▶ Entries from a dataset
━━━━━━━━━━━━━━━━━━━━━━━━━━━━━━
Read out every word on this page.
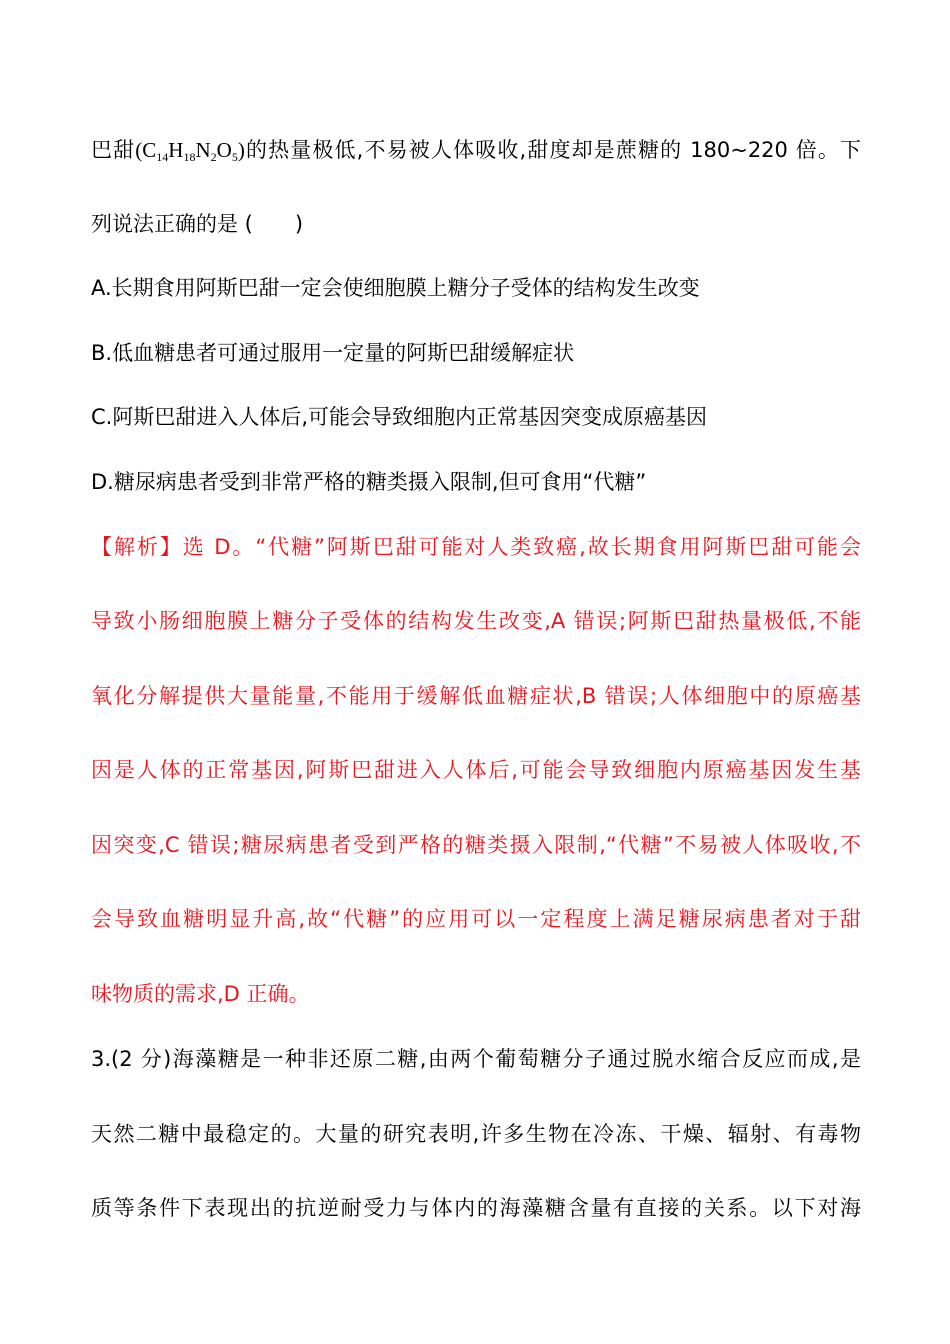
巴甜$(C_{14}H_{18}N_2O_5)$的热量极低,不易被人体吸收,甜度却是蔗糖的 180~220 倍。下
列说法正确的是 (　　)
A.长期食用阿斯巴甜一定会使细胞膜上糖分子受体的结构发生改变
B.低血糖患者可通过服用一定量的阿斯巴甜缓解症状
C.阿斯巴甜进入人体后,可能会导致细胞内正常基因突变成原癌基因
D.糖尿病患者受到非常严格的糖类摄入限制,但可食用“代糖”
【解析】选 D。“代糖”阿斯巴甜可能对人类致癌,故长期食用阿斯巴甜可能会
导致小肠细胞膜上糖分子受体的结构发生改变,A 错误;阿斯巴甜热量极低,不能
氧化分解提供大量能量,不能用于缓解低血糖症状,B 错误;人体细胞中的原癌基
因是人体的正常基因,阿斯巴甜进入人体后,可能会导致细胞内原癌基因发生基
因突变,C 错误;糖尿病患者受到严格的糖类摄入限制,“代糖”不易被人体吸收,不
会导致血糖明显升高,故“代糖”的应用可以一定程度上满足糖尿病患者对于甜
味物质的需求,D 正确。
3.(2 分)海藻糖是一种非还原二糖,由两个葡萄糖分子通过脱水缩合反应而成,是
天然二糖中最稳定的。大量的研究表明,许多生物在冷冻、干燥、辐射、有毒物
质等条件下表现出的抗逆耐受力与体内的海藻糖含量有直接的关系。以下对海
━━━━━━━━━━━━━━━━━━━━━━━━━━━━━━
▶ Short problem
Transcribe the records above exactly as they appear, leaving out any pictures.

▶ Result of this task
Read out every word on this page.
巴甜$(C_{14}H_{18}N_2O_5)$的热量极低,不易被人体吸收,甜度却是蔗糖的 180~220 倍。下
列说法正确的是 (　　)
A.长期食用阿斯巴甜一定会使细胞膜上糖分子受体的结构发生改变
B.低血糖患者可通过服用一定量的阿斯巴甜缓解症状
C.阿斯巴甜进入人体后,可能会导致细胞内正常基因突变成原癌基因
D.糖尿病患者受到非常严格的糖类摄入限制,但可食用“代糖”
【解析】选 D。“代糖”阿斯巴甜可能对人类致癌,故长期食用阿斯巴甜可能会
导致小肠细胞膜上糖分子受体的结构发生改变,A 错误;阿斯巴甜热量极低,不能
氧化分解提供大量能量,不能用于缓解低血糖症状,B 错误;人体细胞中的原癌基
因是人体的正常基因,阿斯巴甜进入人体后,可能会导致细胞内原癌基因发生基
因突变,C 错误;糖尿病患者受到严格的糖类摄入限制,“代糖”不易被人体吸收,不
会导致血糖明显升高,故“代糖”的应用可以一定程度上满足糖尿病患者对于甜
味物质的需求,D 正确。
3.(2 分)海藻糖是一种非还原二糖,由两个葡萄糖分子通过脱水缩合反应而成,是
天然二糖中最稳定的。大量的研究表明,许多生物在冷冻、干燥、辐射、有毒物
质等条件下表现出的抗逆耐受力与体内的海藻糖含量有直接的关系。以下对海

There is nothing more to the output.